— START Dataset entries —
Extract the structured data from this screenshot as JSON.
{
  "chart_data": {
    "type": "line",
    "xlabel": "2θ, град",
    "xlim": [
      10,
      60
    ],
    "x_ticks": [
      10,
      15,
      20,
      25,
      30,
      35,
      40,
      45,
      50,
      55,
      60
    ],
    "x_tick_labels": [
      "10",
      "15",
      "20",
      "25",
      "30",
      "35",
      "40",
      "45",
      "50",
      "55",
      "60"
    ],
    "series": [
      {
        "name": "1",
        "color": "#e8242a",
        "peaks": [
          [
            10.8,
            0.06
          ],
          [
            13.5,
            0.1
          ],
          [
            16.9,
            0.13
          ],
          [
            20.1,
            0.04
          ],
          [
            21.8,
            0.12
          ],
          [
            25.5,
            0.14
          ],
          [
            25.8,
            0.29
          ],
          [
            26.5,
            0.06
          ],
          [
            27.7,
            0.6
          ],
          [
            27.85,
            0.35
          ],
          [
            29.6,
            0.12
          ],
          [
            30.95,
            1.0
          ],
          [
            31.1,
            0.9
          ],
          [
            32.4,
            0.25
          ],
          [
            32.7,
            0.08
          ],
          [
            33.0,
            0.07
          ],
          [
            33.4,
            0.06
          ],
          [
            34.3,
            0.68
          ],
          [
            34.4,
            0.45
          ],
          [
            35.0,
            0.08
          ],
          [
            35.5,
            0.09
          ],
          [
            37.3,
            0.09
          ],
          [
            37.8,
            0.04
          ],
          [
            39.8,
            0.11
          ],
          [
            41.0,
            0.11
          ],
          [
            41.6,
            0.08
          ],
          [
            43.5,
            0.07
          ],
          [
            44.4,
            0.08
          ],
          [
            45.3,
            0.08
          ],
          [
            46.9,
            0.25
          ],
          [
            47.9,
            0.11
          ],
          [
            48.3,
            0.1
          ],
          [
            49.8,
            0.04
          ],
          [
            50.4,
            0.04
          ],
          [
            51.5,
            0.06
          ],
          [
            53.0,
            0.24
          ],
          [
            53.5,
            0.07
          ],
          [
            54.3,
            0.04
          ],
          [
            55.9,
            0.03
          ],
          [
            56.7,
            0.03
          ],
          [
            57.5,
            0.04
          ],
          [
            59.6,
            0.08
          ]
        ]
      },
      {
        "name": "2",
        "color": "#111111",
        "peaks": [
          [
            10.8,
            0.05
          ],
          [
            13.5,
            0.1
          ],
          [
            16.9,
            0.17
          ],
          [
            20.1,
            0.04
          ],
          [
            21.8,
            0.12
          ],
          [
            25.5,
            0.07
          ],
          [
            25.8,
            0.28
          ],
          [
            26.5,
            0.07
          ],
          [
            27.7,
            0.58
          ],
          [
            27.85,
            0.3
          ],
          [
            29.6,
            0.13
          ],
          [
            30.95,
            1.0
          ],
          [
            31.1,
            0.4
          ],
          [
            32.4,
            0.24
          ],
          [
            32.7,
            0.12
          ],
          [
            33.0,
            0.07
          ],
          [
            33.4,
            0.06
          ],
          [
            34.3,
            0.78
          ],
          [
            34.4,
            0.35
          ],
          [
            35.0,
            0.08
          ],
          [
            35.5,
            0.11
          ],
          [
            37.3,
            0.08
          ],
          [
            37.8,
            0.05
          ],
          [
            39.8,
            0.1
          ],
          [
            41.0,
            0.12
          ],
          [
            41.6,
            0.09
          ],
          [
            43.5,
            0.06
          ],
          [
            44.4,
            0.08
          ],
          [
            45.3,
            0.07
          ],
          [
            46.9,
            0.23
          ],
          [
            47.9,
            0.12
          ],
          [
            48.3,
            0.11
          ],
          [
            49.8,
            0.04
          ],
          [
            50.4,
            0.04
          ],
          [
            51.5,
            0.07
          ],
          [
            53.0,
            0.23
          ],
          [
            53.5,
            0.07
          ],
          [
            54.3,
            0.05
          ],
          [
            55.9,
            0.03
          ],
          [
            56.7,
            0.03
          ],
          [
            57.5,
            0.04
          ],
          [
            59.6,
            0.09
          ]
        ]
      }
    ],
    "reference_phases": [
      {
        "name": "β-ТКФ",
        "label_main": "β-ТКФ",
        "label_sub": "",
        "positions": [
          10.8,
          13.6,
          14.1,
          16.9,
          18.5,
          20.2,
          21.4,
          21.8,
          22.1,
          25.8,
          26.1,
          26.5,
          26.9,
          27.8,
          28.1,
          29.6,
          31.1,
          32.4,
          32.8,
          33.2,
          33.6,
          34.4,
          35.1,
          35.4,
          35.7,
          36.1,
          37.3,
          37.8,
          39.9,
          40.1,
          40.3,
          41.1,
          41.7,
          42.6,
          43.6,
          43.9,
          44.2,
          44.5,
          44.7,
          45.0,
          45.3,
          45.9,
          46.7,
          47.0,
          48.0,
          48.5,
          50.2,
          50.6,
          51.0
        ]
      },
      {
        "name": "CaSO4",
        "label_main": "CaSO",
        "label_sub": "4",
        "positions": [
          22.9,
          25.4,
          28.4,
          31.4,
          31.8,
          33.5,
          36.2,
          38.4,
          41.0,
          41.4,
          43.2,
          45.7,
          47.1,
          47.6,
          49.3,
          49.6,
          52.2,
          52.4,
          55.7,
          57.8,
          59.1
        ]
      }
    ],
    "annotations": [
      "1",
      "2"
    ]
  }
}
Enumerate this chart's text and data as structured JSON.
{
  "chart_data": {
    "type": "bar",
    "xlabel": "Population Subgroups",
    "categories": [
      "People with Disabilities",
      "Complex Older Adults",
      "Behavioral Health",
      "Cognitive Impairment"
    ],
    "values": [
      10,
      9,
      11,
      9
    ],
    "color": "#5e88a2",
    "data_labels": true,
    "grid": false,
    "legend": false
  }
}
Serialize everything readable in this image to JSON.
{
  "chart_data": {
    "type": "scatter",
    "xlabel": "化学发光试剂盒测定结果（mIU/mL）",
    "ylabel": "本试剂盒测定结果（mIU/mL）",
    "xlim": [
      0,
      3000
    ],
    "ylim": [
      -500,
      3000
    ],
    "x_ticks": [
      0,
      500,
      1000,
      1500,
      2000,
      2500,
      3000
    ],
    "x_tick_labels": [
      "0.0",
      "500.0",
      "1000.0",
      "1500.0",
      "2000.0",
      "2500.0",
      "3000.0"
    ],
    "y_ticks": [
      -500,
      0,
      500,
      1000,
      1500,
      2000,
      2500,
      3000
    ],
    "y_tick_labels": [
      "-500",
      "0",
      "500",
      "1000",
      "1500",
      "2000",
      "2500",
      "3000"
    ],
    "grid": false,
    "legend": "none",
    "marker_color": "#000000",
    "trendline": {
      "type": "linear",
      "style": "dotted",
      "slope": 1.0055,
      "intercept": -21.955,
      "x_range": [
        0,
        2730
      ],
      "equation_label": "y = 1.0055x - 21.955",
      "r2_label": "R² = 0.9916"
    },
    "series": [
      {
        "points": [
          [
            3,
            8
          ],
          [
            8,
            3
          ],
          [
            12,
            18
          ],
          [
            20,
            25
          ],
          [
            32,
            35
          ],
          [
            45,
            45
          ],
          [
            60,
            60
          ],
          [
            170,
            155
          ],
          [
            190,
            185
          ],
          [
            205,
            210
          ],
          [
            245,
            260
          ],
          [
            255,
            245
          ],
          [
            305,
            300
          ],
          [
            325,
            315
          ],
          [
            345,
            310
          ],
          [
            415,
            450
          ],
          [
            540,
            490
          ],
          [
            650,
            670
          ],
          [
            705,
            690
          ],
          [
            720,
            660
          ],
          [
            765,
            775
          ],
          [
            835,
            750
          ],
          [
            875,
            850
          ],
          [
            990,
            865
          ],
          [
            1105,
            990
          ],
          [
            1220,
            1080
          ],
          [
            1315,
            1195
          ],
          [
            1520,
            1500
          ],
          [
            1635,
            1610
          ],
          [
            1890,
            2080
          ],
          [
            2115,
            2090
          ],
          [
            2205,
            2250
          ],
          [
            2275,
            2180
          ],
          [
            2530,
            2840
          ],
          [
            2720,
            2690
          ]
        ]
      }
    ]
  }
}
— END Dataset entries —
- What is expected:
Select all lines in the listing above where the word "xlabel" appears, and show them.

- Expected output:
    "xlabel": "2θ, град",
    "xlabel": "Population Subgroups",
    "xlabel": "化学发光试剂盒测定结果（mIU/mL）",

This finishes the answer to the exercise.